— START ENTRIES SHOWN —

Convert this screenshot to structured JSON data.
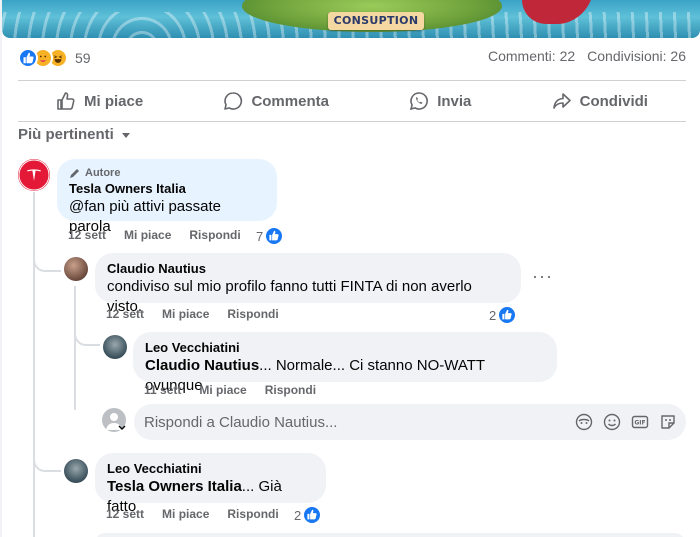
{
  "banner": {
    "caption": "CONSUPTION"
  },
  "reactions": {
    "icons": [
      "like-icon",
      "care-icon",
      "haha-icon"
    ],
    "count": "59"
  },
  "stats": {
    "comments": "Commenti: 22",
    "shares": "Condivisioni: 26"
  },
  "actions": {
    "like": "Mi piace",
    "comment": "Commenta",
    "send": "Invia",
    "share": "Condividi"
  },
  "sort": {
    "label": "Più pertinenti"
  },
  "comments": [
    {
      "author_tag": "Autore",
      "name": "Tesla Owners Italia",
      "text": "@fan più attivi passate parola",
      "time": "12 sett",
      "like": "Mi piace",
      "reply": "Rispondi",
      "likes": "7"
    },
    {
      "name": "Claudio Nautius",
      "text": "condiviso sul mio profilo fanno tutti FINTA di non averlo visto.",
      "time": "12 sett",
      "like": "Mi piace",
      "reply": "Rispondi",
      "likes": "2",
      "more": "···"
    },
    {
      "name": "Leo Vecchiatini",
      "mention": "Claudio Nautius",
      "text": "... Normale... Ci stanno NO-WATT ovunque",
      "time": "11 sett",
      "like": "Mi piace",
      "reply": "Rispondi"
    },
    {
      "name": "Leo Vecchiatini",
      "mention": "Tesla Owners Italia",
      "text": "... Già fatto",
      "time": "12 sett",
      "like": "Mi piace",
      "reply": "Rispondi",
      "likes": "2"
    }
  ],
  "reply_input": {
    "placeholder": "Rispondi a Claudio Nautius..."
  },
  "colors": {
    "brand": "#1877f2",
    "author_bubble": "#e7f3ff",
    "bubble": "#f0f2f5",
    "muted": "#65676b",
    "tesla_red": "#e31937"
  }
}
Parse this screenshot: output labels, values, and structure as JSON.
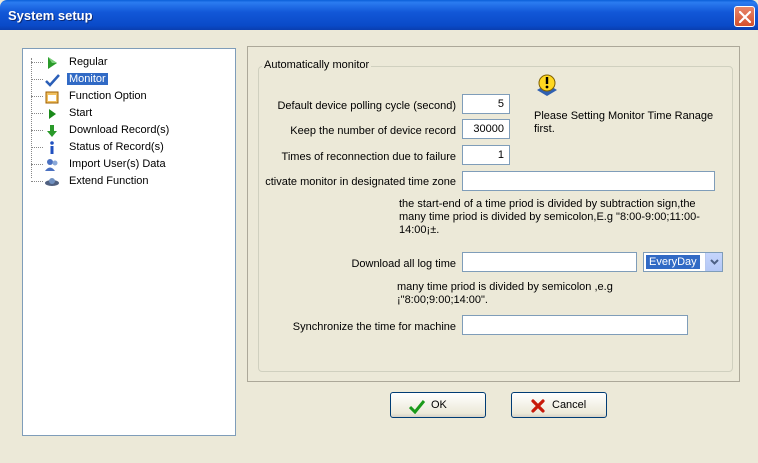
{
  "window": {
    "title": "System setup"
  },
  "tree": {
    "items": [
      {
        "label": "Regular",
        "icon": "play-arrow-icon"
      },
      {
        "label": "Monitor",
        "icon": "checkmark-icon",
        "selected": true
      },
      {
        "label": "Function Option",
        "icon": "window-icon"
      },
      {
        "label": "Start",
        "icon": "play-icon"
      },
      {
        "label": "Download Record(s)",
        "icon": "download-arrow-icon"
      },
      {
        "label": "Status of Record(s)",
        "icon": "info-icon"
      },
      {
        "label": "Import User(s) Data",
        "icon": "users-icon"
      },
      {
        "label": "Extend Function",
        "icon": "satellite-icon"
      }
    ]
  },
  "monitor": {
    "group_title": "Automatically monitor",
    "polling_label": "Default device polling cycle (second)",
    "polling_value": "5",
    "keep_label": "Keep the number of device record",
    "keep_value": "30000",
    "reconnect_label": "Times of reconnection due to failure",
    "reconnect_value": "1",
    "activate_label": "ctivate monitor in designated time zone",
    "activate_value": "",
    "activate_note": "the start-end of a time priod is divided  by subtraction sign,the many time priod is divided by semicolon,E.g \"8:00-9:00;11:00-14:00¡±.",
    "download_label": "Download all log time",
    "download_value": "",
    "download_mode": "EveryDay",
    "download_note": "many time priod is divided by semicolon ,e.g ¡\"8:00;9:00;14:00\".",
    "sync_label": "Synchronize the time for machine",
    "sync_value": "",
    "hint_text": "Please Setting Monitor Time Ranage first."
  },
  "buttons": {
    "ok": "OK",
    "cancel": "Cancel"
  }
}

— END ENTRIES SHOWN —

TASK DIRECTIONS - Track down every line holding the string "Nautius" and copy it.

SOLUTION TO THE PROBLEM -
      "name": "Claudio Nautius",
      "mention": "Claudio Nautius",
    "placeholder": "Rispondi a Claudio Nautius..."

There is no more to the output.